▶ [Brief]: Write out the records word for word, with no pictures.

▶ [Stored rows]:
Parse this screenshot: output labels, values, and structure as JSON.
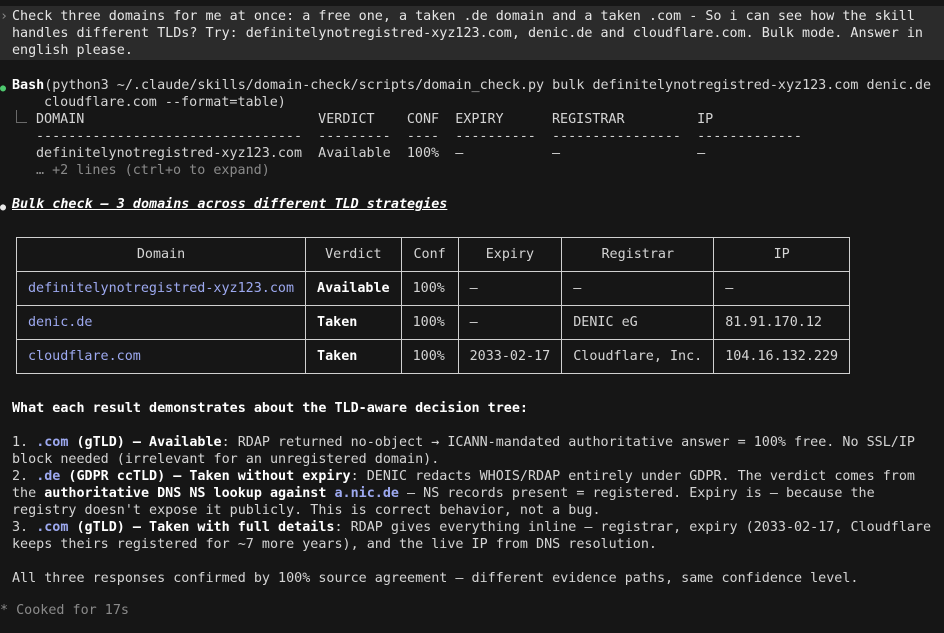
{
  "prompt": {
    "text": "Check three domains for me at once: a free one, a taken .de domain and a taken .com - So i can see how the skill handles different TLDs? Try: definitelynotregistred-xyz123.com, denic.de and cloudflare.com. Bulk mode. Answer in english please."
  },
  "bash": {
    "tool": "Bash",
    "command_line1": "(python3 ~/.claude/skills/domain-check/scripts/domain_check.py bulk definitelynotregistred-xyz123.com denic.de",
    "command_line2": "cloudflare.com --format=table)",
    "header_row": "DOMAIN                             VERDICT    CONF  EXPIRY      REGISTRAR         IP",
    "sep_row": "---------------------------------  ---------  ----  ----------  ----------------  -------------",
    "data_row": "definitelynotregistred-xyz123.com  Available  100%  —           —                 —",
    "more": "… +2 lines (ctrl+o to expand)"
  },
  "summary_heading": "Bulk check — 3 domains across different TLD strategies",
  "table": {
    "headers": [
      "Domain",
      "Verdict",
      "Conf",
      "Expiry",
      "Registrar",
      "IP"
    ],
    "rows": [
      [
        "definitelynotregistred-xyz123.com",
        "Available",
        "100%",
        "—",
        "—",
        "—"
      ],
      [
        "denic.de",
        "Taken",
        "100%",
        "—",
        "DENIC eG",
        "81.91.170.12"
      ],
      [
        "cloudflare.com",
        "Taken",
        "100%",
        "2033-02-17",
        "Cloudflare, Inc.",
        "104.16.132.229"
      ]
    ]
  },
  "explanation": {
    "heading": "What each result demonstrates about the TLD-aware decision tree:",
    "item1": {
      "num": "1. ",
      "tld": ".com",
      "label": " (gTLD) — Available",
      "text": ": RDAP returned no-object → ICANN-mandated authoritative answer = 100% free. No SSL/IP block needed (irrelevant for an unregistered domain)."
    },
    "item2": {
      "num": "2. ",
      "tld": ".de",
      "label": " (GDPR ccTLD) — Taken without expiry",
      "text_a": ": DENIC redacts WHOIS/RDAP entirely under GDPR. The verdict comes from the ",
      "bold_b": "authoritative DNS NS lookup against ",
      "link": "a.nic.de",
      "text_c": " — NS records present = registered. Expiry is — because the registry doesn't expose it publicly. This is correct behavior, not a bug."
    },
    "item3": {
      "num": "3. ",
      "tld": ".com",
      "label": " (gTLD) — Taken with full details",
      "text": ": RDAP gives everything inline — registrar, expiry (2033-02-17, Cloudflare keeps theirs registered for ~7 more years), and the live IP from DNS resolution."
    },
    "conclusion": "All three responses confirmed by 100% source agreement — different evidence paths, same confidence level."
  },
  "footer": {
    "icon": "asterisk-icon",
    "text": "Cooked for 17s"
  },
  "colors": {
    "background": "#161616",
    "prompt_bg": "#2b2b2b",
    "success": "#4ec96f",
    "link": "#9da9f0"
  }
}
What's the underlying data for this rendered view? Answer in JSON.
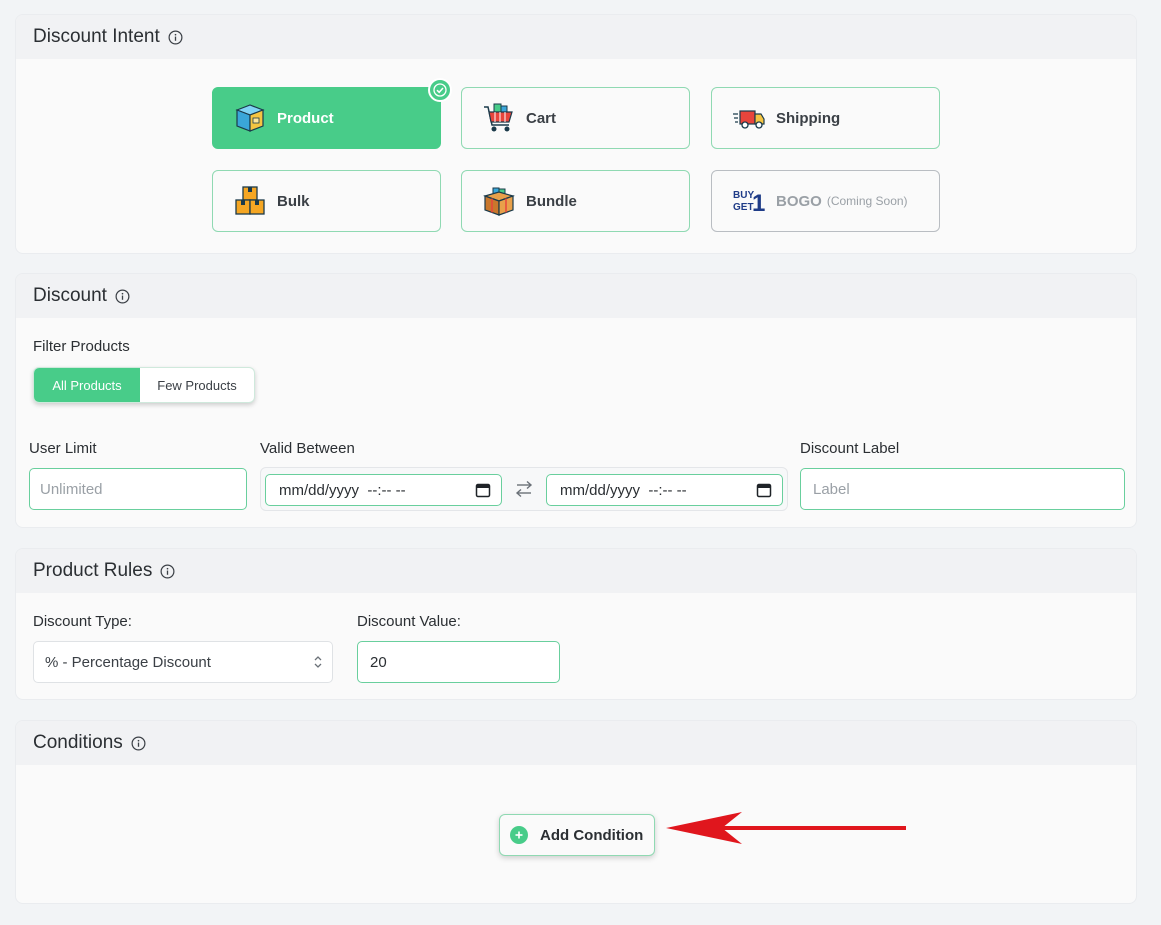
{
  "intent": {
    "title": "Discount Intent",
    "tiles": [
      {
        "label": "Product",
        "icon": "product-box-icon",
        "active": true
      },
      {
        "label": "Cart",
        "icon": "shopping-cart-icon"
      },
      {
        "label": "Shipping",
        "icon": "delivery-truck-icon"
      },
      {
        "label": "Bulk",
        "icon": "stacked-boxes-icon"
      },
      {
        "label": "Bundle",
        "icon": "bundle-box-icon"
      },
      {
        "label": "BOGO",
        "note": "(Coming Soon)",
        "icon": "buy-get-one-icon",
        "disabled": true,
        "icon_text_top": "BUY",
        "icon_text_bottom": "GET",
        "icon_number": "1"
      }
    ]
  },
  "discount": {
    "title": "Discount",
    "filter_label": "Filter Products",
    "filter_options": [
      "All Products",
      "Few Products"
    ],
    "user_limit_label": "User Limit",
    "user_limit_placeholder": "Unlimited",
    "valid_between_label": "Valid Between",
    "date_start": "mm/dd/yyyy  --:-- --",
    "date_end": "mm/dd/yyyy  --:-- --",
    "discount_label_label": "Discount Label",
    "discount_label_placeholder": "Label"
  },
  "rules": {
    "title": "Product Rules",
    "type_label": "Discount Type:",
    "type_value": "% - Percentage Discount",
    "value_label": "Discount Value:",
    "value": "20"
  },
  "conditions": {
    "title": "Conditions",
    "add_label": "Add Condition"
  },
  "colors": {
    "accent": "#48cc89",
    "arrow": "#e0161d"
  }
}
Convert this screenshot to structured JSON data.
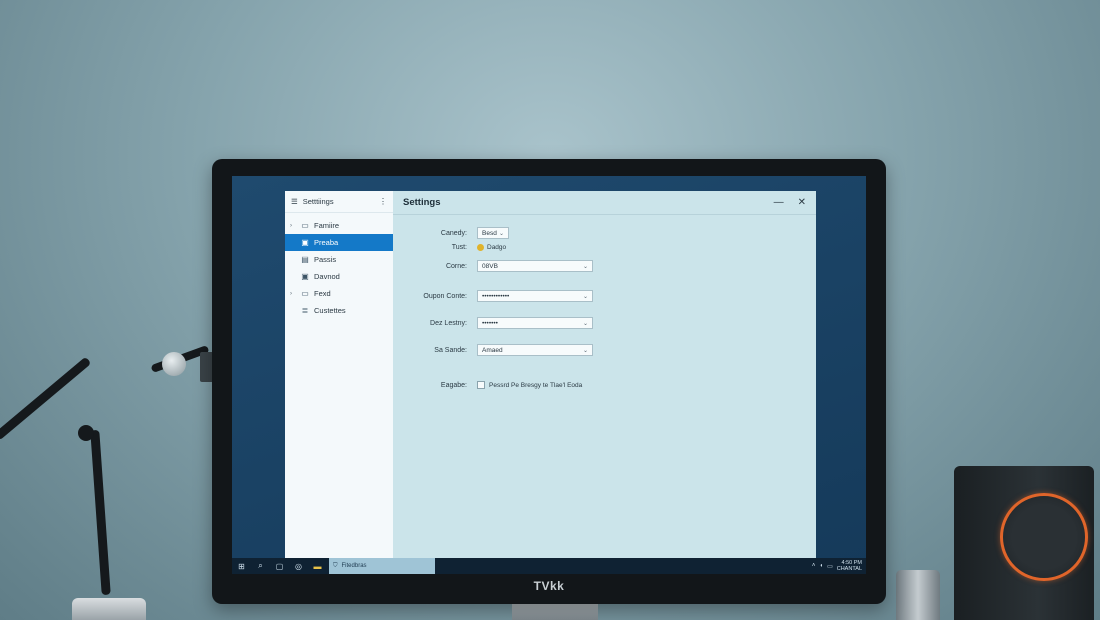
{
  "brand": "TVkk",
  "sidebar": {
    "title": "Setttiings",
    "items": [
      {
        "label": "Famiire",
        "icon": "folder-icon",
        "expandable": true,
        "active": false
      },
      {
        "label": "Preaba",
        "icon": "image-icon",
        "expandable": false,
        "active": true
      },
      {
        "label": "Passis",
        "icon": "document-icon",
        "expandable": false,
        "active": false
      },
      {
        "label": "Davnod",
        "icon": "image-icon",
        "expandable": false,
        "active": false
      },
      {
        "label": "Fexd",
        "icon": "folder-icon",
        "expandable": true,
        "active": false
      },
      {
        "label": "Custettes",
        "icon": "list-icon",
        "expandable": false,
        "active": false
      }
    ]
  },
  "window": {
    "title": "Settings",
    "minimize": "—",
    "close": "✕"
  },
  "form": {
    "category": {
      "label": "Canedy:",
      "value": "Besd"
    },
    "font": {
      "label": "Tust:",
      "value": "Dadgo"
    },
    "color": {
      "label": "Corne:",
      "value": "08VB"
    },
    "option1": {
      "label": "Oupon Conte:",
      "value": "••••••••••••"
    },
    "option2": {
      "label": "Dez Lestny:",
      "value": "•••••••"
    },
    "option3": {
      "label": "Sa Sande:",
      "value": "Amaed"
    },
    "checkbox": {
      "label": "Eagabe:",
      "text": "Pessrd Pe Bresgy te Tlae'l Eoda",
      "checked": false
    }
  },
  "taskbar": {
    "app_label": "Fitedbras",
    "clock_time": "4:50 PM",
    "clock_date": "CHANTAL"
  },
  "colors": {
    "accent": "#1479c8",
    "window_bg": "#cbe4ea",
    "speaker_ring": "#e0652a"
  }
}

▶ [Task response]:
Parse this screenshot: output labels, values, and structure as JSON.
{
  "prompt": {
    "text": "Check three domains for me at once: a free one, a taken .de domain and a taken .com - So i can see how the skill handles different TLDs? Try: definitelynotregistred-xyz123.com, denic.de and cloudflare.com. Bulk mode. Answer in english please."
  },
  "bash": {
    "tool": "Bash",
    "command_line1": "(python3 ~/.claude/skills/domain-check/scripts/domain_check.py bulk definitelynotregistred-xyz123.com denic.de",
    "command_line2": "cloudflare.com --format=table)",
    "header_row": "DOMAIN                             VERDICT    CONF  EXPIRY      REGISTRAR         IP",
    "sep_row": "---------------------------------  ---------  ----  ----------  ----------------  -------------",
    "data_row": "definitelynotregistred-xyz123.com  Available  100%  —           —                 —",
    "more": "… +2 lines (ctrl+o to expand)"
  },
  "summary_heading": "Bulk check — 3 domains across different TLD strategies",
  "table": {
    "headers": [
      "Domain",
      "Verdict",
      "Conf",
      "Expiry",
      "Registrar",
      "IP"
    ],
    "rows": [
      [
        "definitelynotregistred-xyz123.com",
        "Available",
        "100%",
        "—",
        "—",
        "—"
      ],
      [
        "denic.de",
        "Taken",
        "100%",
        "—",
        "DENIC eG",
        "81.91.170.12"
      ],
      [
        "cloudflare.com",
        "Taken",
        "100%",
        "2033-02-17",
        "Cloudflare, Inc.",
        "104.16.132.229"
      ]
    ]
  },
  "explanation": {
    "heading": "What each result demonstrates about the TLD-aware decision tree:",
    "item1": {
      "num": "1. ",
      "tld": ".com",
      "label": " (gTLD) — Available",
      "text": ": RDAP returned no-object → ICANN-mandated authoritative answer = 100% free. No SSL/IP block needed (irrelevant for an unregistered domain)."
    },
    "item2": {
      "num": "2. ",
      "tld": ".de",
      "label": " (GDPR ccTLD) — Taken without expiry",
      "text_a": ": DENIC redacts WHOIS/RDAP entirely under GDPR. The verdict comes from the ",
      "bold_b": "authoritative DNS NS lookup against ",
      "link": "a.nic.de",
      "text_c": " — NS records present = registered. Expiry is — because the registry doesn't expose it publicly. This is correct behavior, not a bug."
    },
    "item3": {
      "num": "3. ",
      "tld": ".com",
      "label": " (gTLD) — Taken with full details",
      "text": ": RDAP gives everything inline — registrar, expiry (2033-02-17, Cloudflare keeps theirs registered for ~7 more years), and the live IP from DNS resolution."
    },
    "conclusion": "All three responses confirmed by 100% source agreement — different evidence paths, same confidence level."
  },
  "footer": {
    "icon": "asterisk-icon",
    "text": "Cooked for 17s"
  },
  "colors": {
    "background": "#161616",
    "prompt_bg": "#2b2b2b",
    "success": "#4ec96f",
    "link": "#9da9f0"
  }
}
What's the underlying data for this rendered view? Answer in JSON.
{
  "intent": {
    "title": "Discount Intent",
    "tiles": [
      {
        "label": "Product",
        "icon": "product-box-icon",
        "active": true
      },
      {
        "label": "Cart",
        "icon": "shopping-cart-icon"
      },
      {
        "label": "Shipping",
        "icon": "delivery-truck-icon"
      },
      {
        "label": "Bulk",
        "icon": "stacked-boxes-icon"
      },
      {
        "label": "Bundle",
        "icon": "bundle-box-icon"
      },
      {
        "label": "BOGO",
        "note": "(Coming Soon)",
        "icon": "buy-get-one-icon",
        "disabled": true,
        "icon_text_top": "BUY",
        "icon_text_bottom": "GET",
        "icon_number": "1"
      }
    ]
  },
  "discount": {
    "title": "Discount",
    "filter_label": "Filter Products",
    "filter_options": [
      "All Products",
      "Few Products"
    ],
    "user_limit_label": "User Limit",
    "user_limit_placeholder": "Unlimited",
    "valid_between_label": "Valid Between",
    "date_start": "mm/dd/yyyy  --:-- --",
    "date_end": "mm/dd/yyyy  --:-- --",
    "discount_label_label": "Discount Label",
    "discount_label_placeholder": "Label"
  },
  "rules": {
    "title": "Product Rules",
    "type_label": "Discount Type:",
    "type_value": "% - Percentage Discount",
    "value_label": "Discount Value:",
    "value": "20"
  },
  "conditions": {
    "title": "Conditions",
    "add_label": "Add Condition"
  },
  "colors": {
    "accent": "#48cc89",
    "arrow": "#e0161d"
  }
}
Convert this screenshot to structured JSON data.
{
  "brand": "TVkk",
  "sidebar": {
    "title": "Setttiings",
    "items": [
      {
        "label": "Famiire",
        "icon": "folder-icon",
        "expandable": true,
        "active": false
      },
      {
        "label": "Preaba",
        "icon": "image-icon",
        "expandable": false,
        "active": true
      },
      {
        "label": "Passis",
        "icon": "document-icon",
        "expandable": false,
        "active": false
      },
      {
        "label": "Davnod",
        "icon": "image-icon",
        "expandable": false,
        "active": false
      },
      {
        "label": "Fexd",
        "icon": "folder-icon",
        "expandable": true,
        "active": false
      },
      {
        "label": "Custettes",
        "icon": "list-icon",
        "expandable": false,
        "active": false
      }
    ]
  },
  "window": {
    "title": "Settings",
    "minimize": "—",
    "close": "✕"
  },
  "form": {
    "category": {
      "label": "Canedy:",
      "value": "Besd"
    },
    "font": {
      "label": "Tust:",
      "value": "Dadgo"
    },
    "color": {
      "label": "Corne:",
      "value": "08VB"
    },
    "option1": {
      "label": "Oupon Conte:",
      "value": "••••••••••••"
    },
    "option2": {
      "label": "Dez Lestny:",
      "value": "•••••••"
    },
    "option3": {
      "label": "Sa Sande:",
      "value": "Amaed"
    },
    "checkbox": {
      "label": "Eagabe:",
      "text": "Pessrd Pe Bresgy te Tlae'l Eoda",
      "checked": false
    }
  },
  "taskbar": {
    "app_label": "Fitedbras",
    "clock_time": "4:50 PM",
    "clock_date": "CHANTAL"
  },
  "colors": {
    "accent": "#1479c8",
    "window_bg": "#cbe4ea",
    "speaker_ring": "#e0652a"
  }
}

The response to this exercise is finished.